◆ Material for this task:
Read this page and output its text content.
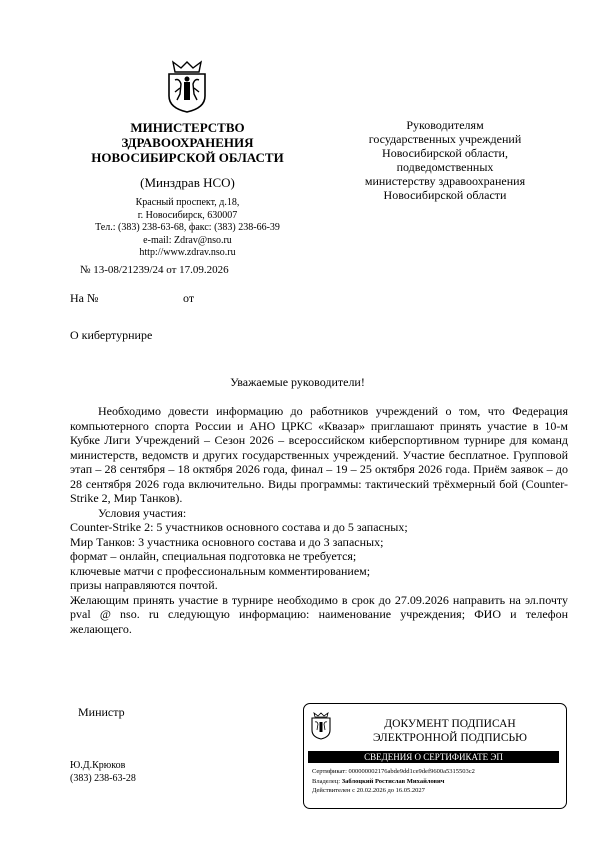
МИНИСТЕРСТВО
ЗДРАВООХРАНЕНИЯ
НОВОСИБИРСКОЙ ОБЛАСТИ
(Минздрав НСО)
Красный проспект, д.18,
г. Новосибирск, 630007
Тел.: (383) 238-63-68, факс: (383) 238-66-39
e-mail: Zdrav@nso.ru
http://www.zdrav.nso.ru
№ 13-08/21239/24 от 17.09.2026
Руководителям
государственных учреждений
Новосибирской области,
подведомственных
министерству здравоохранения
Новосибирской области
На №	от
О кибертурнире
Уважаемые руководители!

Необходимо довести информацию до работников учреждений о том, что Федерация компьютерного спорта России и АНО ЦРКС «Квазар» приглашают принять участие в 10-м Кубке Лиги Учреждений – Сезон 2026 – всероссийском киберспортивном турнире для команд министерств, ведомств и других государственных учреждений. Участие бесплатное. Групповой этап – 28 сентября – 18 октября 2026 года, финал – 19 – 25 октября 2026 года. Приём заявок – до 28 сентября 2026 года включительно. Виды программы: тактический трёхмерный бой (Counter-Strike 2, Мир Танков).

Условия участия:

Counter-Strike 2: 5 участников основного состава и до 5 запасных;

Мир Танков: 3 участника основного состава и до 3 запасных;

формат – онлайн, специальная подготовка не требуется;

ключевые матчи с профессиональным комментированием;

призы направляются почтой.

Желающим принять участие в турнире необходимо в срок до 27.09.2026 направить на эл.почту pval @ nso. ru следующую информацию: наименование учреждения; ФИО и телефон желающего.

Министр
ДОКУМЕНТ ПОДПИСАН
ЭЛЕКТРОННОЙ ПОДПИСЬЮ
СВЕДЕНИЯ О СЕРТИФИКАТЕ ЭП
Сертификат: 000000002176abde9dd1ce9def9600a5315503c2
Владелец: Заблоцкий Ростислав Михайлович
Действителен с 20.02.2026 до 16.05.2027
Ю.Д.Крюков
(383) 238-63-28
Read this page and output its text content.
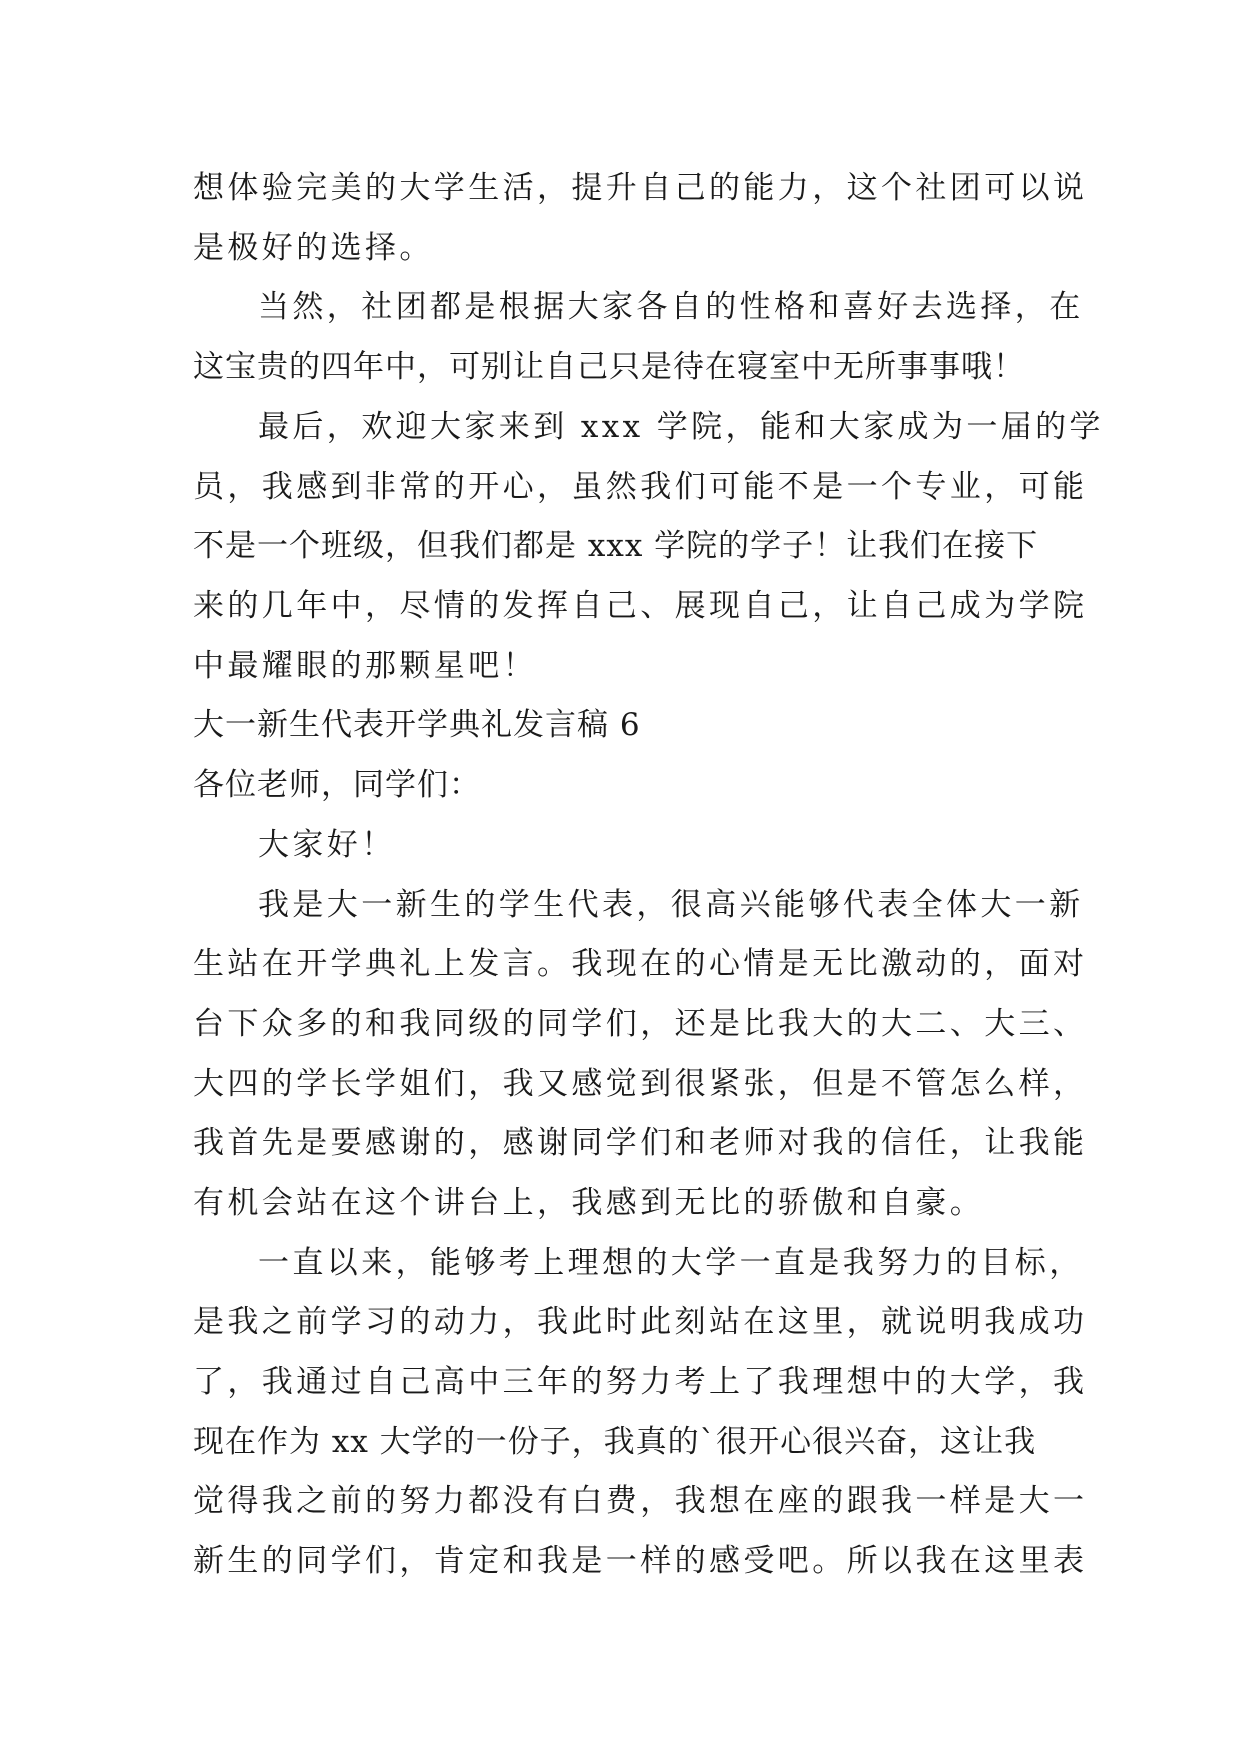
想体验完美的大学生活，提升自己的能力，这个社团可以说
是极好的选择。
当然，社团都是根据大家各自的性格和喜好去选择，在
这宝贵的四年中，可别让自己只是待在寝室中无所事事哦！
最后，欢迎大家来到 xxx 学院，能和大家成为一届的学
员，我感到非常的开心，虽然我们可能不是一个专业，可能
不是一个班级，但我们都是 xxx 学院的学子！让我们在接下
来的几年中，尽情的发挥自己、展现自己，让自己成为学院
中最耀眼的那颗星吧！
大一新生代表开学典礼发言稿 6
各位老师，同学们：
大家好！
我是大一新生的学生代表，很高兴能够代表全体大一新
生站在开学典礼上发言。我现在的心情是无比激动的，面对
台下众多的和我同级的同学们，还是比我大的大二、大三、
大四的学长学姐们，我又感觉到很紧张，但是不管怎么样，
我首先是要感谢的，感谢同学们和老师对我的信任，让我能
有机会站在这个讲台上，我感到无比的骄傲和自豪。
一直以来，能够考上理想的大学一直是我努力的目标，
是我之前学习的动力，我此时此刻站在这里，就说明我成功
了，我通过自己高中三年的努力考上了我理想中的大学，我
现在作为 xx 大学的一份子，我真的`很开心很兴奋，这让我
觉得我之前的努力都没有白费，我想在座的跟我一样是大一
新生的同学们，肯定和我是一样的感受吧。所以我在这里表
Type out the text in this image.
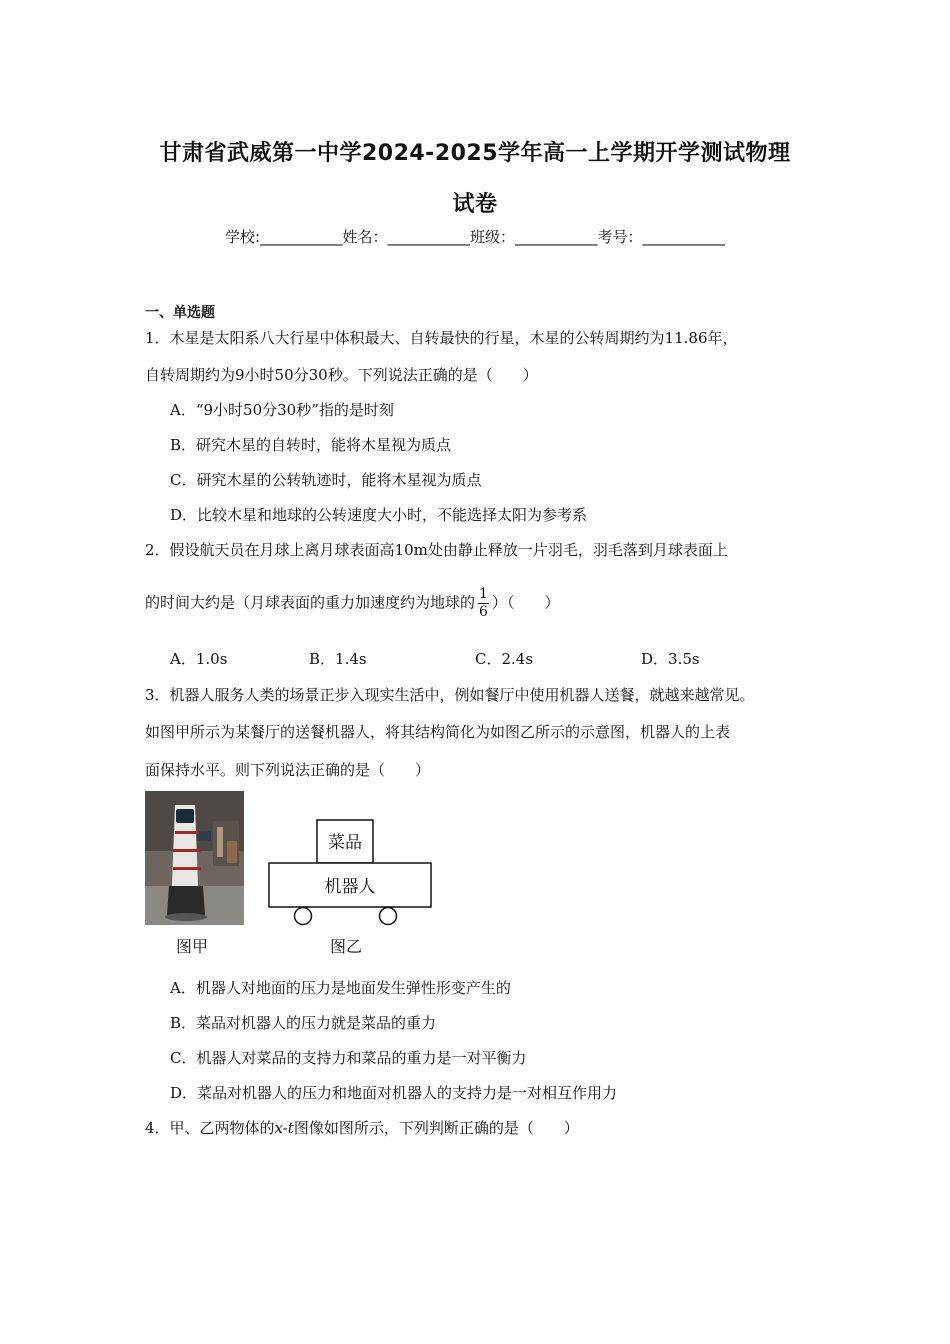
甘肃省武威第一中学2024-2025学年高一上学期开学测试物理
试卷
学校:___________姓名：___________班级：___________考号：___________
一、单选题
1．木星是太阳系八大行星中体积最大、自转最快的行星，木星的公转周期约为11.86年，
自转周期约为9小时50分30秒。下列说法正确的是（　　）
A．“9小时50分30秒”指的是时刻
B．研究木星的自转时，能将木星视为质点
C．研究木星的公转轨迹时，能将木星视为质点
D．比较木星和地球的公转速度大小时，不能选择太阳为参考系
2．假设航天员在月球上离月球表面高10m处由静止释放一片羽毛，羽毛落到月球表面上
的时间大约是（月球表面的重力加速度约为地球的 $\frac{1}{6}$ ）（　　）
A．1.0s	B．1.4s	C．2.4s	D．3.5s
3．机器人服务人类的场景正步入现实生活中，例如餐厅中使用机器人送餐，就越来越常见。
如图甲所示为某餐厅的送餐机器人，将其结构简化为如图乙所示的示意图，机器人的上表
面保持水平。则下列说法正确的是（　　）
菜品
机器人
图甲	图乙
A．机器人对地面的压力是地面发生弹性形变产生的
B．菜品对机器人的压力就是菜品的重力
C．机器人对菜品的支持力和菜品的重力是一对平衡力
D．菜品对机器人的压力和地面对机器人的支持力是一对相互作用力
4．甲、乙两物体的x-t图像如图所示，下列判断正确的是（　　）
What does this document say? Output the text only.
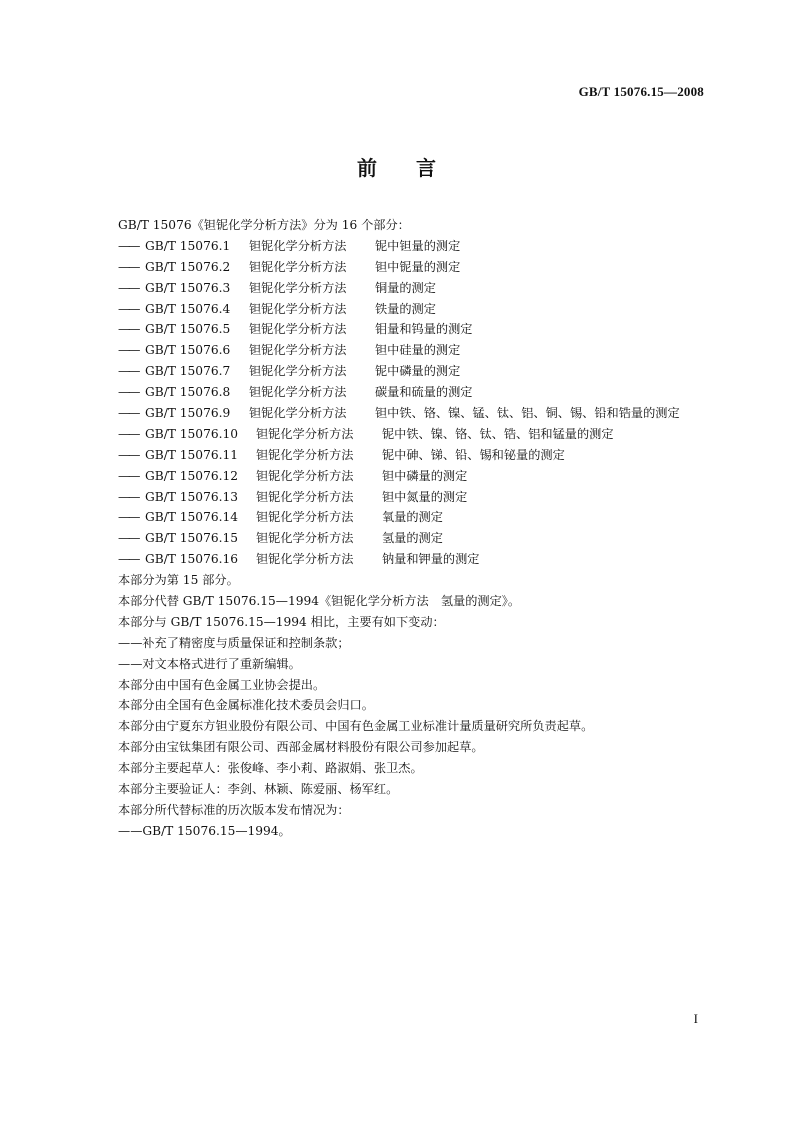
GB/T 15076.15—2008
前 言
GB/T 15076《钽铌化学分析方法》分为 16 个部分：
—— GB/T 15076.1 钽铌化学分析方法 铌中钽量的测定
—— GB/T 15076.2 钽铌化学分析方法 钽中铌量的测定
—— GB/T 15076.3 钽铌化学分析方法 铜量的测定
—— GB/T 15076.4 钽铌化学分析方法 铁量的测定
—— GB/T 15076.5 钽铌化学分析方法 钼量和钨量的测定
—— GB/T 15076.6 钽铌化学分析方法 钽中硅量的测定
—— GB/T 15076.7 钽铌化学分析方法 铌中磷量的测定
—— GB/T 15076.8 钽铌化学分析方法 碳量和硫量的测定
—— GB/T 15076.9 钽铌化学分析方法 钽中铁、铬、镍、锰、钛、铝、铜、锡、铅和锆量的测定
—— GB/T 15076.10 钽铌化学分析方法 铌中铁、镍、铬、钛、锆、铝和锰量的测定
—— GB/T 15076.11 钽铌化学分析方法 铌中砷、锑、铅、锡和铋量的测定
—— GB/T 15076.12 钽铌化学分析方法 钽中磷量的测定
—— GB/T 15076.13 钽铌化学分析方法 钽中氮量的测定
—— GB/T 15076.14 钽铌化学分析方法 氧量的测定
—— GB/T 15076.15 钽铌化学分析方法 氢量的测定
—— GB/T 15076.16 钽铌化学分析方法 钠量和钾量的测定
本部分为第 15 部分。
本部分代替 GB/T 15076.15—1994《钽铌化学分析方法　氢量的测定》。
本部分与 GB/T 15076.15—1994 相比，主要有如下变动：
——补充了精密度与质量保证和控制条款；
——对文本格式进行了重新编辑。
本部分由中国有色金属工业协会提出。
本部分由全国有色金属标准化技术委员会归口。
本部分由宁夏东方钽业股份有限公司、中国有色金属工业标准计量质量研究所负责起草。
本部分由宝钛集团有限公司、西部金属材料股份有限公司参加起草。
本部分主要起草人：张俊峰、李小莉、路淑娟、张卫杰。
本部分主要验证人：李剑、林颖、陈爱丽、杨军红。
本部分所代替标准的历次版本发布情况为：
——GB/T 15076.15—1994。
I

◆ Goal: Locate the line containing "What does this" in the material above, then repeat it and every later line exactly, with no pictures.

◆ Full solution:
What does this document say? Output the text only.
GB/T 15076.15—2008
前 言
GB/T 15076《钽铌化学分析方法》分为 16 个部分：
—— GB/T 15076.1 钽铌化学分析方法 铌中钽量的测定
—— GB/T 15076.2 钽铌化学分析方法 钽中铌量的测定
—— GB/T 15076.3 钽铌化学分析方法 铜量的测定
—— GB/T 15076.4 钽铌化学分析方法 铁量的测定
—— GB/T 15076.5 钽铌化学分析方法 钼量和钨量的测定
—— GB/T 15076.6 钽铌化学分析方法 钽中硅量的测定
—— GB/T 15076.7 钽铌化学分析方法 铌中磷量的测定
—— GB/T 15076.8 钽铌化学分析方法 碳量和硫量的测定
—— GB/T 15076.9 钽铌化学分析方法 钽中铁、铬、镍、锰、钛、铝、铜、锡、铅和锆量的测定
—— GB/T 15076.10 钽铌化学分析方法 铌中铁、镍、铬、钛、锆、铝和锰量的测定
—— GB/T 15076.11 钽铌化学分析方法 铌中砷、锑、铅、锡和铋量的测定
—— GB/T 15076.12 钽铌化学分析方法 钽中磷量的测定
—— GB/T 15076.13 钽铌化学分析方法 钽中氮量的测定
—— GB/T 15076.14 钽铌化学分析方法 氧量的测定
—— GB/T 15076.15 钽铌化学分析方法 氢量的测定
—— GB/T 15076.16 钽铌化学分析方法 钠量和钾量的测定
本部分为第 15 部分。
本部分代替 GB/T 15076.15—1994《钽铌化学分析方法　氢量的测定》。
本部分与 GB/T 15076.15—1994 相比，主要有如下变动：
——补充了精密度与质量保证和控制条款；
——对文本格式进行了重新编辑。
本部分由中国有色金属工业协会提出。
本部分由全国有色金属标准化技术委员会归口。
本部分由宁夏东方钽业股份有限公司、中国有色金属工业标准计量质量研究所负责起草。
本部分由宝钛集团有限公司、西部金属材料股份有限公司参加起草。
本部分主要起草人：张俊峰、李小莉、路淑娟、张卫杰。
本部分主要验证人：李剑、林颖、陈爱丽、杨军红。
本部分所代替标准的历次版本发布情况为：
——GB/T 15076.15—1994。
I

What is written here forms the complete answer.